## Stored data:
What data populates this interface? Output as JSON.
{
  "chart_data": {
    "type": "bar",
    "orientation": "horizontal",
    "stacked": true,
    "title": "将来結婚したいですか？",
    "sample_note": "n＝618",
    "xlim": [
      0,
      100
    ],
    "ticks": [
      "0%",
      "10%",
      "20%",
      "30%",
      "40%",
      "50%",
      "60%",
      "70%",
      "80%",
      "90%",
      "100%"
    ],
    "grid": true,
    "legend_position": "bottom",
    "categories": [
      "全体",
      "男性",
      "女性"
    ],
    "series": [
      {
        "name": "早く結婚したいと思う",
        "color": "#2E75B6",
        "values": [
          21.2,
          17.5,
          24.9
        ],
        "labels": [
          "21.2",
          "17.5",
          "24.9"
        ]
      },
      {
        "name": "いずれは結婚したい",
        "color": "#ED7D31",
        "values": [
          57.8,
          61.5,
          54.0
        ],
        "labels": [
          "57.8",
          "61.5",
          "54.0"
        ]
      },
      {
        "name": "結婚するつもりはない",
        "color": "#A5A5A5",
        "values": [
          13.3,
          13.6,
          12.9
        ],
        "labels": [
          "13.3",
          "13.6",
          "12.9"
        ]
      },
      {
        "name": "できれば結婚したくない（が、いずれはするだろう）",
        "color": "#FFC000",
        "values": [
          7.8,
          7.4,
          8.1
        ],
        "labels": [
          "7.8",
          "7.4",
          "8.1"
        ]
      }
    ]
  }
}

## Description of the task:
Output the listing above exactly as it appears.

## Correct output:
What data populates this interface? Output as JSON.
{
  "chart_data": {
    "type": "bar",
    "orientation": "horizontal",
    "stacked": true,
    "title": "将来結婚したいですか？",
    "sample_note": "n＝618",
    "xlim": [
      0,
      100
    ],
    "ticks": [
      "0%",
      "10%",
      "20%",
      "30%",
      "40%",
      "50%",
      "60%",
      "70%",
      "80%",
      "90%",
      "100%"
    ],
    "grid": true,
    "legend_position": "bottom",
    "categories": [
      "全体",
      "男性",
      "女性"
    ],
    "series": [
      {
        "name": "早く結婚したいと思う",
        "color": "#2E75B6",
        "values": [
          21.2,
          17.5,
          24.9
        ],
        "labels": [
          "21.2",
          "17.5",
          "24.9"
        ]
      },
      {
        "name": "いずれは結婚したい",
        "color": "#ED7D31",
        "values": [
          57.8,
          61.5,
          54.0
        ],
        "labels": [
          "57.8",
          "61.5",
          "54.0"
        ]
      },
      {
        "name": "結婚するつもりはない",
        "color": "#A5A5A5",
        "values": [
          13.3,
          13.6,
          12.9
        ],
        "labels": [
          "13.3",
          "13.6",
          "12.9"
        ]
      },
      {
        "name": "できれば結婚したくない（が、いずれはするだろう）",
        "color": "#FFC000",
        "values": [
          7.8,
          7.4,
          8.1
        ],
        "labels": [
          "7.8",
          "7.4",
          "8.1"
        ]
      }
    ]
  }
}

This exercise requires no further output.